Dataset entries
════════
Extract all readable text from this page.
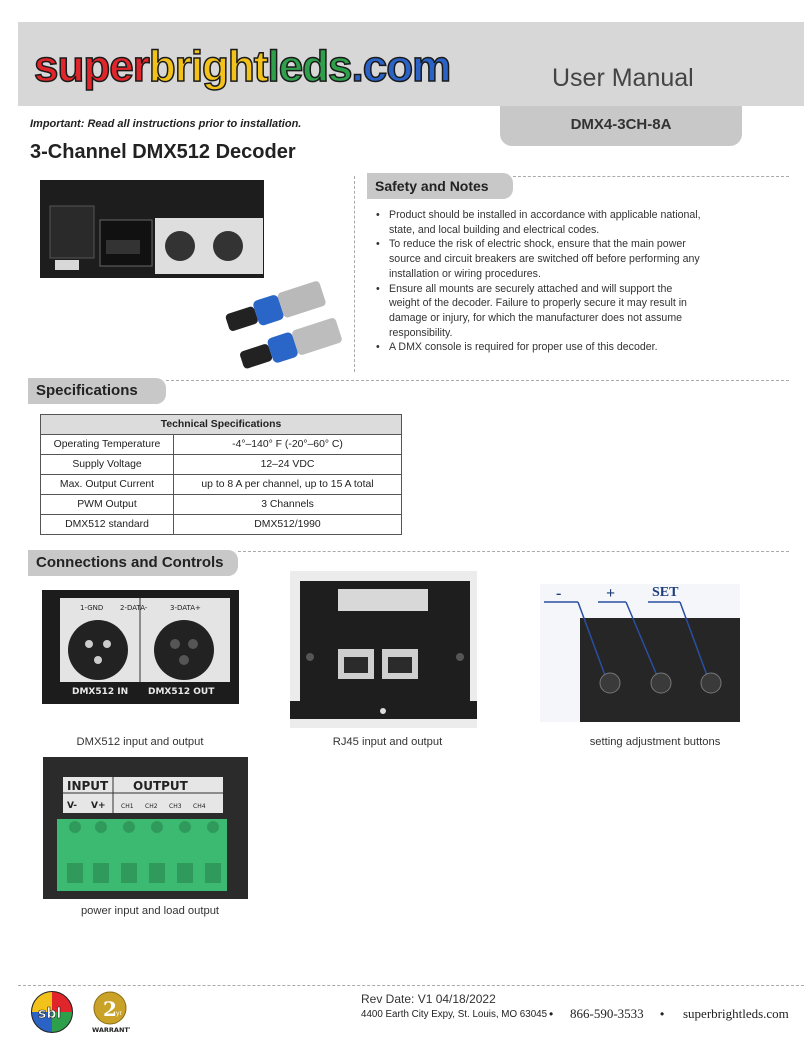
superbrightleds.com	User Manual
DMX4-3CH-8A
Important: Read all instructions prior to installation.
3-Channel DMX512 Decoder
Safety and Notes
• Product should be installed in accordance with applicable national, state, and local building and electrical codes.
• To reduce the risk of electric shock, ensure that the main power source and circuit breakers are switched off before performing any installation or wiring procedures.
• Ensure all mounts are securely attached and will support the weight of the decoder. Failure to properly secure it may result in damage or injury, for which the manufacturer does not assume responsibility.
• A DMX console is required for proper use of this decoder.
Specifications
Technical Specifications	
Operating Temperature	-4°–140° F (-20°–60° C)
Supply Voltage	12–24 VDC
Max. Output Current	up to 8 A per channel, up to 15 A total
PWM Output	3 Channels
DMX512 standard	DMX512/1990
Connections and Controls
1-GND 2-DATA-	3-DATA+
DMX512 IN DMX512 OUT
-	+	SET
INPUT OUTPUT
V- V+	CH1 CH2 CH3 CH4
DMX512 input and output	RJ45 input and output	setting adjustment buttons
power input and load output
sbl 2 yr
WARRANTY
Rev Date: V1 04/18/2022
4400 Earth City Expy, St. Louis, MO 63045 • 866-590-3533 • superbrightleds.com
════════
Work to do:
Locate and copy each line in the data above that includes the word "superbrightleds".

Reply to the task:
superbrightleds.com	User Manual
4400 Earth City Expy, St. Louis, MO 63045 • 866-590-3533 • superbrightleds.com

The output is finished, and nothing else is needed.